→ **Collection entries**:
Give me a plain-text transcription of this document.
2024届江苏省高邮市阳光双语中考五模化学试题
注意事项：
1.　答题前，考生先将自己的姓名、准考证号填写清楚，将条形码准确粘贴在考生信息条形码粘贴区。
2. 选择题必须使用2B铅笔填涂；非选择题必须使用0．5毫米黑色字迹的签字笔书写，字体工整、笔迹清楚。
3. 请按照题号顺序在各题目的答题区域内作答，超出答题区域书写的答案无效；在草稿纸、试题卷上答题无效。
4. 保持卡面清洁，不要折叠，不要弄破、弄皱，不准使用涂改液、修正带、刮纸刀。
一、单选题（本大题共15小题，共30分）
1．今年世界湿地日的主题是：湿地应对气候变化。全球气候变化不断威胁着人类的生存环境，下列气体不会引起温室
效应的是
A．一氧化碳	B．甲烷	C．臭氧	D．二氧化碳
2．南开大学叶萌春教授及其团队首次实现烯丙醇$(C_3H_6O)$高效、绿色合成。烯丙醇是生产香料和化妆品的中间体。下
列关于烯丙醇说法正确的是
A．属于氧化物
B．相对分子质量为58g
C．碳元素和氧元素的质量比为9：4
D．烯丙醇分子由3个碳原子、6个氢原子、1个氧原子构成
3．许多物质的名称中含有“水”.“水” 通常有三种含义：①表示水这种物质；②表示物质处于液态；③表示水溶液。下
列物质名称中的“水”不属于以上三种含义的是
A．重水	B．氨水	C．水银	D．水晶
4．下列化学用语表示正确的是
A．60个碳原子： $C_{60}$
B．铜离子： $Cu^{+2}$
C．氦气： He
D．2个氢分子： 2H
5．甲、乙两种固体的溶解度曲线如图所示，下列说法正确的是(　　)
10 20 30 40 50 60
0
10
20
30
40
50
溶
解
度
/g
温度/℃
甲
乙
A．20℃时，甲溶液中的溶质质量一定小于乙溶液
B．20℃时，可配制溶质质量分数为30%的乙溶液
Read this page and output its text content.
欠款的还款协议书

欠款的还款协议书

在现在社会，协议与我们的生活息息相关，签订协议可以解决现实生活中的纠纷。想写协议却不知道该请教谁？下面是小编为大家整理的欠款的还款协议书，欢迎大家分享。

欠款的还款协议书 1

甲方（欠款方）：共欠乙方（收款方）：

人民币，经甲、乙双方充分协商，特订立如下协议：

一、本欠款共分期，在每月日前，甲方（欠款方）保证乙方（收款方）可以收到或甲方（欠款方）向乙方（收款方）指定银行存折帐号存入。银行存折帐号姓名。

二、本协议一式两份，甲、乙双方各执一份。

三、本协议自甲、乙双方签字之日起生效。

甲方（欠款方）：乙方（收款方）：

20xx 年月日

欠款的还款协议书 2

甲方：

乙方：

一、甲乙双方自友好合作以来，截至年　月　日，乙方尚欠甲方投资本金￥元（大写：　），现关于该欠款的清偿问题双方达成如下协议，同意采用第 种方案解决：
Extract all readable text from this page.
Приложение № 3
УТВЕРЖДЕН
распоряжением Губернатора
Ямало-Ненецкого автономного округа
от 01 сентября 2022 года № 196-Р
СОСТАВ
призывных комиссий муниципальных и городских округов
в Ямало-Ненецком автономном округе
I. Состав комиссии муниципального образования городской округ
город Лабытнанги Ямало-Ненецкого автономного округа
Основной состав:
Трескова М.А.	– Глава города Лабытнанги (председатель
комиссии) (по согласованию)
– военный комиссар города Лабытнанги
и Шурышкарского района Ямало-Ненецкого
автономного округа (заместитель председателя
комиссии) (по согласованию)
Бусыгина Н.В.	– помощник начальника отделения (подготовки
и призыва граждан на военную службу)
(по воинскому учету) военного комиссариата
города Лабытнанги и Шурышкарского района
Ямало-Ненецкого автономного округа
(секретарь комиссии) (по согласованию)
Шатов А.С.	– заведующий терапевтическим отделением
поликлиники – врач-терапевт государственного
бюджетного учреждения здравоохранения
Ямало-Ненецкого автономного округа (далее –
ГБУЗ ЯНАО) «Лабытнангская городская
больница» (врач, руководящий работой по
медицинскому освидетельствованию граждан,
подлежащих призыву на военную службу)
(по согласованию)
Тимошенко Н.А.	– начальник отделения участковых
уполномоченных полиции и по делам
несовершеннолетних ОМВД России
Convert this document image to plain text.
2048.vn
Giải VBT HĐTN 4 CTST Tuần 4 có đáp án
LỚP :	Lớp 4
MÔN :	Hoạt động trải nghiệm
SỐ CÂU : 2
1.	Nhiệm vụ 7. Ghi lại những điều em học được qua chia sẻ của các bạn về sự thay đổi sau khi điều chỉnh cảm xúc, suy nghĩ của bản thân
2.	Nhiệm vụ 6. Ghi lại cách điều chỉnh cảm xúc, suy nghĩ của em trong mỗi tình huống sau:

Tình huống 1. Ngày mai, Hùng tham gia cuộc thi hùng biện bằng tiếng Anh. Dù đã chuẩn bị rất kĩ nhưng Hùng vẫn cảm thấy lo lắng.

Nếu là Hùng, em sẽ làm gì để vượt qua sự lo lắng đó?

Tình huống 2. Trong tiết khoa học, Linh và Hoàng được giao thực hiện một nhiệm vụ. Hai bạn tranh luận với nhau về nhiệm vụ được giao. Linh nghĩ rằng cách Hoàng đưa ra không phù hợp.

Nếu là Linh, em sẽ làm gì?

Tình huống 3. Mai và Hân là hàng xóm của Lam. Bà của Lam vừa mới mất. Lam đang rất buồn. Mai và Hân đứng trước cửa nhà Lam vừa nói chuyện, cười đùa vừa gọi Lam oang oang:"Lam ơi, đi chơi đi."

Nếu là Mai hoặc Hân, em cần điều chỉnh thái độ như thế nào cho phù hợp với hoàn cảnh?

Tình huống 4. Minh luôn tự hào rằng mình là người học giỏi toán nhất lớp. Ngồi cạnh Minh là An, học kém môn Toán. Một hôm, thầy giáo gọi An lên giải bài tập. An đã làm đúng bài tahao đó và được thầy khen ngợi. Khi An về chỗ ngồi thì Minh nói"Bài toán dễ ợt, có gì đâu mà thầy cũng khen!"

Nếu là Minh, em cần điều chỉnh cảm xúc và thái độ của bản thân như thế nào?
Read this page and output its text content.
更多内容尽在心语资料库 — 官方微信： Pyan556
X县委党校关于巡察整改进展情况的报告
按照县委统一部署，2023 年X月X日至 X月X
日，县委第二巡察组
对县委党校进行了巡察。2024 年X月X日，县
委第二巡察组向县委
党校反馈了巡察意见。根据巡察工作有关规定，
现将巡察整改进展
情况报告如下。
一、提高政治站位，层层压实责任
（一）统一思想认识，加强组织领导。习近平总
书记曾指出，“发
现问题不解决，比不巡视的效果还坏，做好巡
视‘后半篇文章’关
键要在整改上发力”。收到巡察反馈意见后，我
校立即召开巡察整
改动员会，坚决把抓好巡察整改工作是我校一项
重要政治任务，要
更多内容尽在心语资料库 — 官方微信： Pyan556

→ **EXERCISE DETAILS**:
Copy all the lines, exactly.

→ **SOLUTION FOR THIS PROBLEM**:
Give me a plain-text transcription of this document.
2024届江苏省高邮市阳光双语中考五模化学试题
注意事项：
1.　答题前，考生先将自己的姓名、准考证号填写清楚，将条形码准确粘贴在考生信息条形码粘贴区。
2. 选择题必须使用2B铅笔填涂；非选择题必须使用0．5毫米黑色字迹的签字笔书写，字体工整、笔迹清楚。
3. 请按照题号顺序在各题目的答题区域内作答，超出答题区域书写的答案无效；在草稿纸、试题卷上答题无效。
4. 保持卡面清洁，不要折叠，不要弄破、弄皱，不准使用涂改液、修正带、刮纸刀。
一、单选题（本大题共15小题，共30分）
1．今年世界湿地日的主题是：湿地应对气候变化。全球气候变化不断威胁着人类的生存环境，下列气体不会引起温室
效应的是
A．一氧化碳	B．甲烷	C．臭氧	D．二氧化碳
2．南开大学叶萌春教授及其团队首次实现烯丙醇$(C_3H_6O)$高效、绿色合成。烯丙醇是生产香料和化妆品的中间体。下
列关于烯丙醇说法正确的是
A．属于氧化物
B．相对分子质量为58g
C．碳元素和氧元素的质量比为9：4
D．烯丙醇分子由3个碳原子、6个氢原子、1个氧原子构成
3．许多物质的名称中含有“水”.“水” 通常有三种含义：①表示水这种物质；②表示物质处于液态；③表示水溶液。下
列物质名称中的“水”不属于以上三种含义的是
A．重水	B．氨水	C．水银	D．水晶
4．下列化学用语表示正确的是
A．60个碳原子： $C_{60}$
B．铜离子： $Cu^{+2}$
C．氦气： He
D．2个氢分子： 2H
5．甲、乙两种固体的溶解度曲线如图所示，下列说法正确的是(　　)
10 20 30 40 50 60
0
10
20
30
40
50
溶
解
度
/g
温度/℃
甲
乙
A．20℃时，甲溶液中的溶质质量一定小于乙溶液
B．20℃时，可配制溶质质量分数为30%的乙溶液
Read this page and output its text content.
欠款的还款协议书

欠款的还款协议书

在现在社会，协议与我们的生活息息相关，签订协议可以解决现实生活中的纠纷。想写协议却不知道该请教谁？下面是小编为大家整理的欠款的还款协议书，欢迎大家分享。

欠款的还款协议书 1

甲方（欠款方）：共欠乙方（收款方）：

人民币，经甲、乙双方充分协商，特订立如下协议：

一、本欠款共分期，在每月日前，甲方（欠款方）保证乙方（收款方）可以收到或甲方（欠款方）向乙方（收款方）指定银行存折帐号存入。银行存折帐号姓名。

二、本协议一式两份，甲、乙双方各执一份。

三、本协议自甲、乙双方签字之日起生效。

甲方（欠款方）：乙方（收款方）：

20xx 年月日

欠款的还款协议书 2

甲方：

乙方：

一、甲乙双方自友好合作以来，截至年　月　日，乙方尚欠甲方投资本金￥元（大写：　），现关于该欠款的清偿问题双方达成如下协议，同意采用第 种方案解决：
Extract all readable text from this page.
Приложение № 3
УТВЕРЖДЕН
распоряжением Губернатора
Ямало-Ненецкого автономного округа
от 01 сентября 2022 года № 196-Р
СОСТАВ
призывных комиссий муниципальных и городских округов
в Ямало-Ненецком автономном округе
I. Состав комиссии муниципального образования городской округ
город Лабытнанги Ямало-Ненецкого автономного округа
Основной состав:
Трескова М.А.	– Глава города Лабытнанги (председатель
комиссии) (по согласованию)
– военный комиссар города Лабытнанги
и Шурышкарского района Ямало-Ненецкого
автономного округа (заместитель председателя
комиссии) (по согласованию)
Бусыгина Н.В.	– помощник начальника отделения (подготовки
и призыва граждан на военную службу)
(по воинскому учету) военного комиссариата
города Лабытнанги и Шурышкарского района
Ямало-Ненецкого автономного округа
(секретарь комиссии) (по согласованию)
Шатов А.С.	– заведующий терапевтическим отделением
поликлиники – врач-терапевт государственного
бюджетного учреждения здравоохранения
Ямало-Ненецкого автономного округа (далее –
ГБУЗ ЯНАО) «Лабытнангская городская
больница» (врач, руководящий работой по
медицинскому освидетельствованию граждан,
подлежащих призыву на военную службу)
(по согласованию)
Тимошенко Н.А.	– начальник отделения участковых
уполномоченных полиции и по делам
несовершеннолетних ОМВД России
Convert this document image to plain text.
2048.vn
Giải VBT HĐTN 4 CTST Tuần 4 có đáp án
LỚP :	Lớp 4
MÔN :	Hoạt động trải nghiệm
SỐ CÂU : 2
1.	Nhiệm vụ 7. Ghi lại những điều em học được qua chia sẻ của các bạn về sự thay đổi sau khi điều chỉnh cảm xúc, suy nghĩ của bản thân
2.	Nhiệm vụ 6. Ghi lại cách điều chỉnh cảm xúc, suy nghĩ của em trong mỗi tình huống sau:

Tình huống 1. Ngày mai, Hùng tham gia cuộc thi hùng biện bằng tiếng Anh. Dù đã chuẩn bị rất kĩ nhưng Hùng vẫn cảm thấy lo lắng.

Nếu là Hùng, em sẽ làm gì để vượt qua sự lo lắng đó?

Tình huống 2. Trong tiết khoa học, Linh và Hoàng được giao thực hiện một nhiệm vụ. Hai bạn tranh luận với nhau về nhiệm vụ được giao. Linh nghĩ rằng cách Hoàng đưa ra không phù hợp.

Nếu là Linh, em sẽ làm gì?

Tình huống 3. Mai và Hân là hàng xóm của Lam. Bà của Lam vừa mới mất. Lam đang rất buồn. Mai và Hân đứng trước cửa nhà Lam vừa nói chuyện, cười đùa vừa gọi Lam oang oang:"Lam ơi, đi chơi đi."

Nếu là Mai hoặc Hân, em cần điều chỉnh thái độ như thế nào cho phù hợp với hoàn cảnh?

Tình huống 4. Minh luôn tự hào rằng mình là người học giỏi toán nhất lớp. Ngồi cạnh Minh là An, học kém môn Toán. Một hôm, thầy giáo gọi An lên giải bài tập. An đã làm đúng bài tahao đó và được thầy khen ngợi. Khi An về chỗ ngồi thì Minh nói"Bài toán dễ ợt, có gì đâu mà thầy cũng khen!"

Nếu là Minh, em cần điều chỉnh cảm xúc và thái độ của bản thân như thế nào?
Read this page and output its text content.
更多内容尽在心语资料库 — 官方微信： Pyan556
X县委党校关于巡察整改进展情况的报告
按照县委统一部署，2023 年X月X日至 X月X
日，县委第二巡察组
对县委党校进行了巡察。2024 年X月X日，县
委第二巡察组向县委
党校反馈了巡察意见。根据巡察工作有关规定，
现将巡察整改进展
情况报告如下。
一、提高政治站位，层层压实责任
（一）统一思想认识，加强组织领导。习近平总
书记曾指出，“发
现问题不解决，比不巡视的效果还坏，做好巡
视‘后半篇文章’关
键要在整改上发力”。收到巡察反馈意见后，我
校立即召开巡察整
改动员会，坚决把抓好巡察整改工作是我校一项
重要政治任务，要
更多内容尽在心语资料库 — 官方微信： Pyan556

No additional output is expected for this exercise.